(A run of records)
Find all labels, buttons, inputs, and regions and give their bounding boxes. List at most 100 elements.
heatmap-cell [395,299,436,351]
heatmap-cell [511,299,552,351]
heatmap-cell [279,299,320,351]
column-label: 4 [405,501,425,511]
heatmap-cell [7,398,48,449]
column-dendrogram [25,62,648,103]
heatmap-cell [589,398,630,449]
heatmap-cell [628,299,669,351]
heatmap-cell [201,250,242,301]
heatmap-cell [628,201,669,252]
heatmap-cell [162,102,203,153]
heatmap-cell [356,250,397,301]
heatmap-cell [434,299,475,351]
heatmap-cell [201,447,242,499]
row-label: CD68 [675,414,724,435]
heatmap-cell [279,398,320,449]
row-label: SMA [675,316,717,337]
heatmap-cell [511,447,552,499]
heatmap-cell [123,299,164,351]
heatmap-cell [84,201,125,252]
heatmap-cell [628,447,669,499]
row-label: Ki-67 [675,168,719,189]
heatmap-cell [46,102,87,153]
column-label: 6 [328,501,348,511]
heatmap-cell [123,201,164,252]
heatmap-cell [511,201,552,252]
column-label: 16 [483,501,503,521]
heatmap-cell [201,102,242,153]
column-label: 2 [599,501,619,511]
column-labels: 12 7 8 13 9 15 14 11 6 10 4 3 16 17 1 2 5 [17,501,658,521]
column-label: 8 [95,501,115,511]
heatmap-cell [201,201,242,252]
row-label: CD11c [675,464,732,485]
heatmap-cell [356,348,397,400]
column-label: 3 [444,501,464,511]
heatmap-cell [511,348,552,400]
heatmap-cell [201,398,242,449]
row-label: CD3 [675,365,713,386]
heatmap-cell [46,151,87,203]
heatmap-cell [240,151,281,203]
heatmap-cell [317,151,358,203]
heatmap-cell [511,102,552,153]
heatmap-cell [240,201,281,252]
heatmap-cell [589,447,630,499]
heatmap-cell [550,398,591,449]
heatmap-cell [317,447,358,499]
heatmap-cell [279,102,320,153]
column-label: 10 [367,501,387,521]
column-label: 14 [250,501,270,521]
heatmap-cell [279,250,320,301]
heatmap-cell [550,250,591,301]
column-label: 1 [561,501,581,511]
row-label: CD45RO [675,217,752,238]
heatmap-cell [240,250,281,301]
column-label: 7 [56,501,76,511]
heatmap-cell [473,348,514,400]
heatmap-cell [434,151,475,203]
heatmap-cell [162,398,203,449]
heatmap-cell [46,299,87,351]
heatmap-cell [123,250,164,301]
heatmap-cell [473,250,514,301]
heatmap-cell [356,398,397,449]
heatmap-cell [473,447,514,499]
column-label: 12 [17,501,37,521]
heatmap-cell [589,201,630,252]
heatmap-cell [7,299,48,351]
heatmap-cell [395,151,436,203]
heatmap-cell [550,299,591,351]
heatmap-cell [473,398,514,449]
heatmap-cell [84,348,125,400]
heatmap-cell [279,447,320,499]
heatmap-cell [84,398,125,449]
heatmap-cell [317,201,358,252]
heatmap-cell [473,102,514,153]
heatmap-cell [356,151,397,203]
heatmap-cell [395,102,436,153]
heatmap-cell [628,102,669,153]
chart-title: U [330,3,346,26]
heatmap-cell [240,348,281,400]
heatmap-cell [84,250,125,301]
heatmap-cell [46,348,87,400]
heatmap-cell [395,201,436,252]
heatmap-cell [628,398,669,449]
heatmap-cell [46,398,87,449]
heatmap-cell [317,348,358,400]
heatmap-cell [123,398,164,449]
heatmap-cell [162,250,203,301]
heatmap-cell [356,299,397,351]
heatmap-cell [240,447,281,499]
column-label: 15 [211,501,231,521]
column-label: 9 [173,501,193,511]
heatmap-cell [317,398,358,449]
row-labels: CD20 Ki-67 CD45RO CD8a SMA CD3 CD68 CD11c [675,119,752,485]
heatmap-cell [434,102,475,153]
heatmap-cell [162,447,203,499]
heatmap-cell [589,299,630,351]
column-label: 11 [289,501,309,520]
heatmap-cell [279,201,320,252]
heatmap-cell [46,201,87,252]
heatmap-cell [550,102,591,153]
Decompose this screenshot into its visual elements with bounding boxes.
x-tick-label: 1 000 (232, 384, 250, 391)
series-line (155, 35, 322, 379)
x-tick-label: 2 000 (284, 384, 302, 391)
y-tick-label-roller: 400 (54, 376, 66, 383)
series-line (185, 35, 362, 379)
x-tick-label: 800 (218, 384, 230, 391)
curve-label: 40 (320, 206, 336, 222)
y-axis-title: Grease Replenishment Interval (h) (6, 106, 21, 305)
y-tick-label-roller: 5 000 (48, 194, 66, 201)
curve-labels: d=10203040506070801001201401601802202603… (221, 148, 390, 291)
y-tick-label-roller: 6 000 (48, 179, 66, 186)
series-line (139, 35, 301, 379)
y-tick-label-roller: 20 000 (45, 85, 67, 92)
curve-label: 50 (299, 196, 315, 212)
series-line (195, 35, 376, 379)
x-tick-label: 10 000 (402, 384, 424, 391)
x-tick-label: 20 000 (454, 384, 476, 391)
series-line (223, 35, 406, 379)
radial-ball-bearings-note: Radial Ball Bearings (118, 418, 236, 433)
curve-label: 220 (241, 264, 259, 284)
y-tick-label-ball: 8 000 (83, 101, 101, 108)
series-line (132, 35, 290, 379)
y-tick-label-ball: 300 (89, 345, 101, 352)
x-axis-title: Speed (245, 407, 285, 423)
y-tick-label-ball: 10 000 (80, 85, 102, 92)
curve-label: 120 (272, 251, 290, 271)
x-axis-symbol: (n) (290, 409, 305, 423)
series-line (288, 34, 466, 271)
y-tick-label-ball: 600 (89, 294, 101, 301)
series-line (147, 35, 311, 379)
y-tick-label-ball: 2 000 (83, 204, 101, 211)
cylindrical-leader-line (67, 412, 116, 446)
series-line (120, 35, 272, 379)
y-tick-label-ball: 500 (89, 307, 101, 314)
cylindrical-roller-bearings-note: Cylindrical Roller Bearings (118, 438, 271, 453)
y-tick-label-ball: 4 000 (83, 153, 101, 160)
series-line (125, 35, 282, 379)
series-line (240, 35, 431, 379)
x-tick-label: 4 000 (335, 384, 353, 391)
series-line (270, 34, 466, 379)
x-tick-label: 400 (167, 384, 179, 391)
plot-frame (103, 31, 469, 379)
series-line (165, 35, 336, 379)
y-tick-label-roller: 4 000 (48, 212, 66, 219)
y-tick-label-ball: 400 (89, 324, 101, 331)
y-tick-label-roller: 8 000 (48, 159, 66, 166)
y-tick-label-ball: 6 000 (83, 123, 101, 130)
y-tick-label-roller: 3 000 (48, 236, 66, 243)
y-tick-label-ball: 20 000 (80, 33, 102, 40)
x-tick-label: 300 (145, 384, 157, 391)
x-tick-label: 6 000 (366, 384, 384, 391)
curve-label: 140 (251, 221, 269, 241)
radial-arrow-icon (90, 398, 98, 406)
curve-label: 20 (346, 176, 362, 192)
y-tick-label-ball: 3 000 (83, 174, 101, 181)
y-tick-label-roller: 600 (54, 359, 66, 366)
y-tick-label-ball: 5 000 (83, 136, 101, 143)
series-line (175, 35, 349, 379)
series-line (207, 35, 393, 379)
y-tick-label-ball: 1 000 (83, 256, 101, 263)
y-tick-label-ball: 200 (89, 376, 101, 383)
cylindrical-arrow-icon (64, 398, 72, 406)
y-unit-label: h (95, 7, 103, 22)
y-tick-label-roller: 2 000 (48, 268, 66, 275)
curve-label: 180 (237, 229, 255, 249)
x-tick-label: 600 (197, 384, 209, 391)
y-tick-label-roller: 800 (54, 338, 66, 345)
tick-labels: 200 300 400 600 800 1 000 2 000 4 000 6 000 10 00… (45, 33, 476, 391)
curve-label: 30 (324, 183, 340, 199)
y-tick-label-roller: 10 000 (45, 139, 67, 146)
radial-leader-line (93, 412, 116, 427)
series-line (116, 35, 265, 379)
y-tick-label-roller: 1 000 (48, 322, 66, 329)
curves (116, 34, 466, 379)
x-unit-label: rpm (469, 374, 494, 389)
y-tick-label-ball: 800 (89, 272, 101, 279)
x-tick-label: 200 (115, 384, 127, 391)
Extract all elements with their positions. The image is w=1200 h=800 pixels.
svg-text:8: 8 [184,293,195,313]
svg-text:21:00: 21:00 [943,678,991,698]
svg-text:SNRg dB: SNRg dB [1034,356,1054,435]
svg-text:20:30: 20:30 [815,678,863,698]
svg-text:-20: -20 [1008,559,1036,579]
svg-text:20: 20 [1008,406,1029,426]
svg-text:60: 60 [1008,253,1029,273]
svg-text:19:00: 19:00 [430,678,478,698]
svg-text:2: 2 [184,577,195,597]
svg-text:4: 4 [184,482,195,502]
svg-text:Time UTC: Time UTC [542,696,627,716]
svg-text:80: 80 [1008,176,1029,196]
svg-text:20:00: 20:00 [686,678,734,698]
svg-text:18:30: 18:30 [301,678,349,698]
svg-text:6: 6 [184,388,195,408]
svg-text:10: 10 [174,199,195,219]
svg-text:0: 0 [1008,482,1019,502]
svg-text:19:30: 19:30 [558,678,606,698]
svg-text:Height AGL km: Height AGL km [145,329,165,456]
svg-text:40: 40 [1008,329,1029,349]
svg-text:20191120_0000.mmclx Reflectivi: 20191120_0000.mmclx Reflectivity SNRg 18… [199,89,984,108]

Problem details:
Reproduce the material above word for word, from its first line through the line containing "heatmap-cell [123,201,164,252]", including both of those lines.

Finished task:
Find all labels, buttons, inputs, and regions and give their bounding boxes. List at most 100 elements.
heatmap-cell [395,299,436,351]
heatmap-cell [511,299,552,351]
heatmap-cell [279,299,320,351]
column-label: 4 [405,501,425,511]
heatmap-cell [7,398,48,449]
column-dendrogram [25,62,648,103]
heatmap-cell [589,398,630,449]
heatmap-cell [628,299,669,351]
heatmap-cell [201,250,242,301]
heatmap-cell [628,201,669,252]
heatmap-cell [162,102,203,153]
heatmap-cell [356,250,397,301]
heatmap-cell [434,299,475,351]
heatmap-cell [201,447,242,499]
row-label: CD68 [675,414,724,435]
heatmap-cell [279,398,320,449]
row-label: SMA [675,316,717,337]
heatmap-cell [511,447,552,499]
heatmap-cell [123,299,164,351]
heatmap-cell [84,201,125,252]
heatmap-cell [628,447,669,499]
row-label: Ki-67 [675,168,719,189]
heatmap-cell [46,102,87,153]
column-label: 6 [328,501,348,511]
heatmap-cell [123,201,164,252]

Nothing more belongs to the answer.